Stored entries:
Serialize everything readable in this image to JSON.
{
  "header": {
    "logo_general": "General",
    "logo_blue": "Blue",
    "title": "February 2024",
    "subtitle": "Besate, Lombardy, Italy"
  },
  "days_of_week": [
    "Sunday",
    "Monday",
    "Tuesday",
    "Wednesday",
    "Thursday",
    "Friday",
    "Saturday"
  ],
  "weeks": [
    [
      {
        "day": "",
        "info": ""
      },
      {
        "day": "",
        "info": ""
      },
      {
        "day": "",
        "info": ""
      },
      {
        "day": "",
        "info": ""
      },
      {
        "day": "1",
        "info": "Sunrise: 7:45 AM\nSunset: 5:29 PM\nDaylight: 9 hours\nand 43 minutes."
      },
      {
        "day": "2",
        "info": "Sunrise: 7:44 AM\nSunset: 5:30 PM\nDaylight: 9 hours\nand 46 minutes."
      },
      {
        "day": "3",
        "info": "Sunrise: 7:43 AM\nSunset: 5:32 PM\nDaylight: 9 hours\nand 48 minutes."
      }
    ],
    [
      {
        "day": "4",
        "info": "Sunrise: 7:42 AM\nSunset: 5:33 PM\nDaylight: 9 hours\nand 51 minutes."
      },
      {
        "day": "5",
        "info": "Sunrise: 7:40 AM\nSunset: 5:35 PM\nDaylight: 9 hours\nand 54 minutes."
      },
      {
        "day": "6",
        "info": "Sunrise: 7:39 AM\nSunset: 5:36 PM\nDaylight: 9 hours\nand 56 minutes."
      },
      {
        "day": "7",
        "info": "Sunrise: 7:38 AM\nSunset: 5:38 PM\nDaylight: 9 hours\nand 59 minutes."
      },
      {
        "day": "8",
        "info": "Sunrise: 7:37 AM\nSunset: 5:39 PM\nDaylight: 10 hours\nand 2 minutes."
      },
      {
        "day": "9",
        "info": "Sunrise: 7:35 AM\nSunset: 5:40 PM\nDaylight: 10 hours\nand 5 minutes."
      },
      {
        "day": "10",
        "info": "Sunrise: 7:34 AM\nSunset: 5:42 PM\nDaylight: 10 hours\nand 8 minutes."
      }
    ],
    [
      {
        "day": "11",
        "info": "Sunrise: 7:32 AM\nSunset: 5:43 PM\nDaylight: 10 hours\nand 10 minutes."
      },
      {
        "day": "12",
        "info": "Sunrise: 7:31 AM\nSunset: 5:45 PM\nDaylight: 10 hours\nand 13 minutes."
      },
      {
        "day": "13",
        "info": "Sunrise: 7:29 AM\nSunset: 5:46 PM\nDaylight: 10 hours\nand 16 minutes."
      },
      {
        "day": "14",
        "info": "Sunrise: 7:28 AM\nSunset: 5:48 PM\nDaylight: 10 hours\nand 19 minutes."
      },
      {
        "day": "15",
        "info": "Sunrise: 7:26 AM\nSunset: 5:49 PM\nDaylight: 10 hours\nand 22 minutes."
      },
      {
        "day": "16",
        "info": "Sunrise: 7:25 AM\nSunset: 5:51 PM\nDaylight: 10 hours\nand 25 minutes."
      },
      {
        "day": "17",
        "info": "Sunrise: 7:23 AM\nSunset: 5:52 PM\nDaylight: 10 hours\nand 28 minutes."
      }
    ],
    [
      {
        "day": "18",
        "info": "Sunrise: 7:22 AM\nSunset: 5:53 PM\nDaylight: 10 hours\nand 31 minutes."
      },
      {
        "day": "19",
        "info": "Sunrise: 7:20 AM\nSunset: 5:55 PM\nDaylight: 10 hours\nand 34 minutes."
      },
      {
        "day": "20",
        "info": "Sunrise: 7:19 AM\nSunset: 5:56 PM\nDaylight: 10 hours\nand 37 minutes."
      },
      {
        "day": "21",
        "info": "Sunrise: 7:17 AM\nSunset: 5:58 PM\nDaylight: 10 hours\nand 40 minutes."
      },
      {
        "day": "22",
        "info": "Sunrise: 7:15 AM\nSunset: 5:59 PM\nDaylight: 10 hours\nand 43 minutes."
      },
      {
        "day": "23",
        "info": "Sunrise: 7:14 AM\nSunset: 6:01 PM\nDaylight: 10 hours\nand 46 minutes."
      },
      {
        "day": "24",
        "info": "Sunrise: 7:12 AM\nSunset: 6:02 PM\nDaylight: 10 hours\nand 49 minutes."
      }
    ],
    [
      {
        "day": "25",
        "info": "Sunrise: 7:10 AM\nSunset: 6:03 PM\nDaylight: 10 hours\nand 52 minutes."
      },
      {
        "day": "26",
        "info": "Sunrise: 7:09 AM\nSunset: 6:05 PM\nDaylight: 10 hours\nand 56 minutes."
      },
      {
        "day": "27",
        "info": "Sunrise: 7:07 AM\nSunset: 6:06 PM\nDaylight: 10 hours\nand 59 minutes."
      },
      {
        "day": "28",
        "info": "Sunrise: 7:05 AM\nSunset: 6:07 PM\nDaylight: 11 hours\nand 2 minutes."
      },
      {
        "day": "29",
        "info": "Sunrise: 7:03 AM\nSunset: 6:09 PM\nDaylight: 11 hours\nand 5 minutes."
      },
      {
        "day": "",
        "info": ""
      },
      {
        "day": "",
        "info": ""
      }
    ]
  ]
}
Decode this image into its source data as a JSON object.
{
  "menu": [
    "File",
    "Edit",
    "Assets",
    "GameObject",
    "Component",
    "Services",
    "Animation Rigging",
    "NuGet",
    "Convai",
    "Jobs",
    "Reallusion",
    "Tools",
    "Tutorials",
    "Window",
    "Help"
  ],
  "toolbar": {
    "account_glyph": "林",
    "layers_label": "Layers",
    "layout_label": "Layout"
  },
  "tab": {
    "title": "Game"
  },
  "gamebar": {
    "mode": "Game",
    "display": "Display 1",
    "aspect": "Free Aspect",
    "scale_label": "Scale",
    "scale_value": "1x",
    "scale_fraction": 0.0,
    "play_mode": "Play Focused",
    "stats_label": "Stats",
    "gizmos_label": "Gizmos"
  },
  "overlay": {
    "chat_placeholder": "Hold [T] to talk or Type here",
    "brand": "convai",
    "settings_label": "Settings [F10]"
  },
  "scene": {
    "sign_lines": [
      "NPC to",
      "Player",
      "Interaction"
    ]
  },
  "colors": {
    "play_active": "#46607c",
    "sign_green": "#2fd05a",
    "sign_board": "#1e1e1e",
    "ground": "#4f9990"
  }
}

* Task directions *
Can you restate every record above word for word?

* Problem solution *
Serialize everything readable in this image to JSON.
{
  "header": {
    "logo_general": "General",
    "logo_blue": "Blue",
    "title": "February 2024",
    "subtitle": "Besate, Lombardy, Italy"
  },
  "days_of_week": [
    "Sunday",
    "Monday",
    "Tuesday",
    "Wednesday",
    "Thursday",
    "Friday",
    "Saturday"
  ],
  "weeks": [
    [
      {
        "day": "",
        "info": ""
      },
      {
        "day": "",
        "info": ""
      },
      {
        "day": "",
        "info": ""
      },
      {
        "day": "",
        "info": ""
      },
      {
        "day": "1",
        "info": "Sunrise: 7:45 AM\nSunset: 5:29 PM\nDaylight: 9 hours\nand 43 minutes."
      },
      {
        "day": "2",
        "info": "Sunrise: 7:44 AM\nSunset: 5:30 PM\nDaylight: 9 hours\nand 46 minutes."
      },
      {
        "day": "3",
        "info": "Sunrise: 7:43 AM\nSunset: 5:32 PM\nDaylight: 9 hours\nand 48 minutes."
      }
    ],
    [
      {
        "day": "4",
        "info": "Sunrise: 7:42 AM\nSunset: 5:33 PM\nDaylight: 9 hours\nand 51 minutes."
      },
      {
        "day": "5",
        "info": "Sunrise: 7:40 AM\nSunset: 5:35 PM\nDaylight: 9 hours\nand 54 minutes."
      },
      {
        "day": "6",
        "info": "Sunrise: 7:39 AM\nSunset: 5:36 PM\nDaylight: 9 hours\nand 56 minutes."
      },
      {
        "day": "7",
        "info": "Sunrise: 7:38 AM\nSunset: 5:38 PM\nDaylight: 9 hours\nand 59 minutes."
      },
      {
        "day": "8",
        "info": "Sunrise: 7:37 AM\nSunset: 5:39 PM\nDaylight: 10 hours\nand 2 minutes."
      },
      {
        "day": "9",
        "info": "Sunrise: 7:35 AM\nSunset: 5:40 PM\nDaylight: 10 hours\nand 5 minutes."
      },
      {
        "day": "10",
        "info": "Sunrise: 7:34 AM\nSunset: 5:42 PM\nDaylight: 10 hours\nand 8 minutes."
      }
    ],
    [
      {
        "day": "11",
        "info": "Sunrise: 7:32 AM\nSunset: 5:43 PM\nDaylight: 10 hours\nand 10 minutes."
      },
      {
        "day": "12",
        "info": "Sunrise: 7:31 AM\nSunset: 5:45 PM\nDaylight: 10 hours\nand 13 minutes."
      },
      {
        "day": "13",
        "info": "Sunrise: 7:29 AM\nSunset: 5:46 PM\nDaylight: 10 hours\nand 16 minutes."
      },
      {
        "day": "14",
        "info": "Sunrise: 7:28 AM\nSunset: 5:48 PM\nDaylight: 10 hours\nand 19 minutes."
      },
      {
        "day": "15",
        "info": "Sunrise: 7:26 AM\nSunset: 5:49 PM\nDaylight: 10 hours\nand 22 minutes."
      },
      {
        "day": "16",
        "info": "Sunrise: 7:25 AM\nSunset: 5:51 PM\nDaylight: 10 hours\nand 25 minutes."
      },
      {
        "day": "17",
        "info": "Sunrise: 7:23 AM\nSunset: 5:52 PM\nDaylight: 10 hours\nand 28 minutes."
      }
    ],
    [
      {
        "day": "18",
        "info": "Sunrise: 7:22 AM\nSunset: 5:53 PM\nDaylight: 10 hours\nand 31 minutes."
      },
      {
        "day": "19",
        "info": "Sunrise: 7:20 AM\nSunset: 5:55 PM\nDaylight: 10 hours\nand 34 minutes."
      },
      {
        "day": "20",
        "info": "Sunrise: 7:19 AM\nSunset: 5:56 PM\nDaylight: 10 hours\nand 37 minutes."
      },
      {
        "day": "21",
        "info": "Sunrise: 7:17 AM\nSunset: 5:58 PM\nDaylight: 10 hours\nand 40 minutes."
      },
      {
        "day": "22",
        "info": "Sunrise: 7:15 AM\nSunset: 5:59 PM\nDaylight: 10 hours\nand 43 minutes."
      },
      {
        "day": "23",
        "info": "Sunrise: 7:14 AM\nSunset: 6:01 PM\nDaylight: 10 hours\nand 46 minutes."
      },
      {
        "day": "24",
        "info": "Sunrise: 7:12 AM\nSunset: 6:02 PM\nDaylight: 10 hours\nand 49 minutes."
      }
    ],
    [
      {
        "day": "25",
        "info": "Sunrise: 7:10 AM\nSunset: 6:03 PM\nDaylight: 10 hours\nand 52 minutes."
      },
      {
        "day": "26",
        "info": "Sunrise: 7:09 AM\nSunset: 6:05 PM\nDaylight: 10 hours\nand 56 minutes."
      },
      {
        "day": "27",
        "info": "Sunrise: 7:07 AM\nSunset: 6:06 PM\nDaylight: 10 hours\nand 59 minutes."
      },
      {
        "day": "28",
        "info": "Sunrise: 7:05 AM\nSunset: 6:07 PM\nDaylight: 11 hours\nand 2 minutes."
      },
      {
        "day": "29",
        "info": "Sunrise: 7:03 AM\nSunset: 6:09 PM\nDaylight: 11 hours\nand 5 minutes."
      },
      {
        "day": "",
        "info": ""
      },
      {
        "day": "",
        "info": ""
      }
    ]
  ]
}
Decode this image into its source data as a JSON object.
{
  "menu": [
    "File",
    "Edit",
    "Assets",
    "GameObject",
    "Component",
    "Services",
    "Animation Rigging",
    "NuGet",
    "Convai",
    "Jobs",
    "Reallusion",
    "Tools",
    "Tutorials",
    "Window",
    "Help"
  ],
  "toolbar": {
    "account_glyph": "林",
    "layers_label": "Layers",
    "layout_label": "Layout"
  },
  "tab": {
    "title": "Game"
  },
  "gamebar": {
    "mode": "Game",
    "display": "Display 1",
    "aspect": "Free Aspect",
    "scale_label": "Scale",
    "scale_value": "1x",
    "scale_fraction": 0.0,
    "play_mode": "Play Focused",
    "stats_label": "Stats",
    "gizmos_label": "Gizmos"
  },
  "overlay": {
    "chat_placeholder": "Hold [T] to talk or Type here",
    "brand": "convai",
    "settings_label": "Settings [F10]"
  },
  "scene": {
    "sign_lines": [
      "NPC to",
      "Player",
      "Interaction"
    ]
  },
  "colors": {
    "play_active": "#46607c",
    "sign_green": "#2fd05a",
    "sign_board": "#1e1e1e",
    "ground": "#4f9990"
  }
}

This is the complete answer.